### [Task instructions]
1) In the livestock guardian thread, what breed is the dog that donnaleedreams owns?
2) From the livestock guardian thread, duplicate the passage between "Side note: if" and "(Mar 12, 2014)", inclusive.
— start Extracted text —
# New to Livestock Guardians..



## GoatCrazy01 (Feb 14, 2016)

Hi! I've recently researched some about Livestock Guardian Animals. (Dogs, Donkeys, and I've heard of Llamas being LGA). I have goats, chickens, rabbits, & other animals and we have many coyotes, foxes, etc. (basically lots of predators) and haven't had any dead animals yet but we have come close a couple of times. I'm not sure that we would want to go with a Llama or Donkey, (possibly a donkey later) because we are currently limited on fencing & funds. So, I guess I'm interested in Livestock Guardian Dogs. We also have visitors on occasion and kids around so it couldn't be aggressive towards people. Anyone have any tips/advice for me? Also a couple of breeds that are good for Livestock Guardians? Thanks in advance! :razz:


----------



## GoatCrazy01 (Feb 14, 2016)

I guess we sort of want a 'farm dog' too. Is this too much to ask? A farm/family dog that will chase off predators?


----------



## ksalvagno (Oct 6, 2009)

Any guardian is going to be a bit more aggressive to strangers.


----------



## GoatCrazy01 (Feb 14, 2016)

Ok. I guess we would just want a family/farm dog then.. like maybe a Border Collie.. Golden Retriever.. Aussie.. etc.


----------



## ShireRidgeFarm (Sep 24, 2015)

I've been to several farms with Great Pyrenees and they are the sweetest dogs I have ever met! My favorite dog will always be a good German Shepherd  but I would love to get a Great Pyrenees. The ones I met would come up to me, put their head in my lap, and want pet - and they didn't even know me. They are very big dogs, but they seem very gentle. From what I've read, they will spend the night roaming the property and barking to scare away any predators.

Side note: if you do get a donkey, be sure it will get along with your other animals! We rescued a john donkey to be our guard animal and turns out he does not like goats. I don't have to worry about coyotes anymore, but he and the goats (or chickens, or...) _cannot_ live together.


----------



## donnaleedreams (Mar 12, 2014)

We have a Karakachan. She barks at everyone (even us as we come out of the house!) But she isn't aggressive. In fact she almost seems scared if someone comes out near the goats. She'll go to the other side of the barn to hide. We've been wondering if it's her breed, or just her. She is technically still a puppy, though she's nearly 2 years old now. We've never had a coyote, bear or cougar problem with her around though. I figure if her barking does the trick, okay. I doubt any animals would try to get into the pasture with her there. But if a cougar was hungry enough, I'm not sure she would stand her ground though. We've never had another guardian besides her, so I'm not sure how typical this is. We've actually decided we should sell her though as we will not be keeping so many goats for the long term. So if you're interested in a mild mannered Guardian, Let me know! :sleeping:


----------



## GoatCrazy01 (Feb 14, 2016)
— end Extracted text —
— start Provided material —
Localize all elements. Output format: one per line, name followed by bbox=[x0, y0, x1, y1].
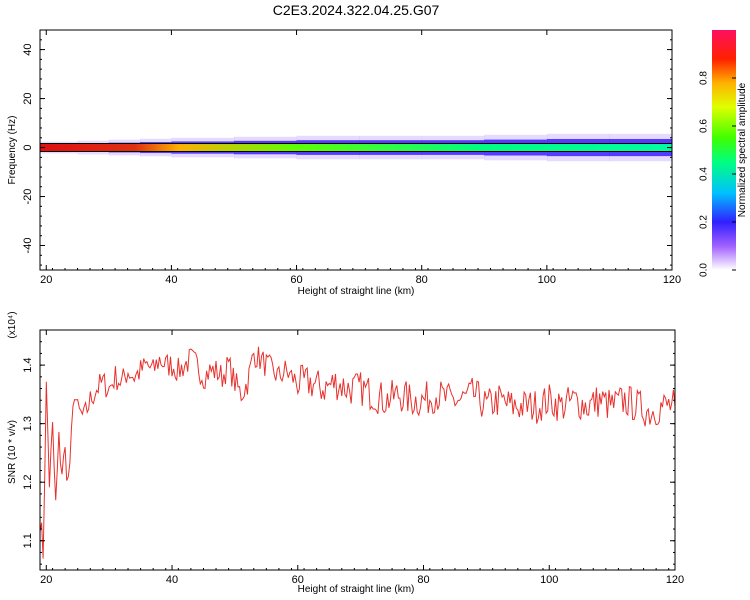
band-core bbox=[40, 144, 672, 152]
colorbar-gradient bbox=[712, 30, 736, 270]
colorbar: 0.0 0.2 0.4 0.6 0.8 Normalized spectral ampl… bbox=[699, 30, 748, 277]
y-tick-label: 1.1 bbox=[22, 533, 34, 548]
frequency-band bbox=[40, 133, 672, 162]
spectrogram-y-ticks: -40 -20 0 20 40 bbox=[22, 29, 672, 266]
y-tick-label: -20 bbox=[22, 189, 34, 205]
y-tick-label: 1.2 bbox=[22, 475, 34, 490]
colorbar-tick-label: 0.8 bbox=[699, 71, 710, 85]
x-tick-label: 120 bbox=[663, 274, 681, 286]
x-tick-label: 100 bbox=[538, 274, 556, 286]
snr-y-multiplier: (x10⁴) bbox=[7, 311, 18, 338]
x-tick-label: 80 bbox=[416, 274, 428, 286]
spectrogram-x-ticks: 20 40 60 80 100 120 bbox=[39, 30, 681, 286]
colorbar-tick-label: 0.6 bbox=[699, 119, 710, 133]
snr-series-line bbox=[40, 346, 675, 559]
y-tick-label: 0 bbox=[22, 144, 34, 150]
spectrogram-y-label: Frequency (Hz) bbox=[7, 116, 18, 185]
colorbar-ticks: 0.0 0.2 0.4 0.6 0.8 bbox=[699, 71, 736, 277]
y-tick-label: 40 bbox=[22, 43, 34, 55]
spectrogram-x-label: Height of straight line (km) bbox=[298, 286, 415, 297]
colorbar-label: Normalized spectral amplitude bbox=[737, 82, 748, 217]
x-tick-label: 60 bbox=[292, 574, 304, 586]
spectrogram-panel: 20 40 60 80 100 120 -40 -20 0 20 40 Height of str… bbox=[7, 29, 681, 297]
x-tick-label: 60 bbox=[290, 274, 302, 286]
y-tick-label: -40 bbox=[22, 238, 34, 254]
x-tick-label: 40 bbox=[165, 274, 177, 286]
x-tick-label: 120 bbox=[666, 574, 684, 586]
snr-y-label: SNR (10 * v/v) bbox=[7, 420, 18, 484]
snr-frame bbox=[39, 329, 676, 571]
spectrogram-frame bbox=[39, 29, 673, 271]
x-tick-label: 20 bbox=[40, 274, 52, 286]
y-tick-label: 1.3 bbox=[22, 416, 34, 431]
x-tick-label: 100 bbox=[540, 574, 558, 586]
chart-title: C2E3.2024.322.04.25.G07 bbox=[273, 2, 440, 18]
x-tick-label: 80 bbox=[417, 574, 429, 586]
colorbar-tick-label: 0.4 bbox=[699, 167, 710, 181]
x-tick-label: 40 bbox=[166, 574, 178, 586]
y-tick-label: 20 bbox=[22, 92, 34, 104]
snr-x-label: Height of straight line (km) bbox=[298, 584, 415, 595]
snr-y-ticks: 1.1 1.2 1.3 1.4 bbox=[22, 341, 675, 565]
colorbar-tick-label: 0.0 bbox=[699, 263, 710, 277]
y-tick-label: 1.4 bbox=[22, 357, 34, 372]
snr-x-ticks: 20 40 60 80 100 120 bbox=[39, 330, 684, 586]
colorbar-tick-label: 0.2 bbox=[699, 215, 710, 229]
x-tick-label: 20 bbox=[40, 574, 52, 586]
snr-panel: 20 40 60 80 100 120 1.1 1.2 1.3 1.4 Height of st… bbox=[7, 311, 684, 595]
— end Provided material —
### [Answers given]
1) A Karakachan.

2)
Side note: if you do get a donkey, be sure it will get along with your other animals! We rescued a john donkey to be our guard animal and turns out he does not like goats. I don't have to worry about coyotes anymore, but he and the goats (or chickens, or...) _cannot_ live together.


----------



## donnaleedreams (Mar 12, 2014)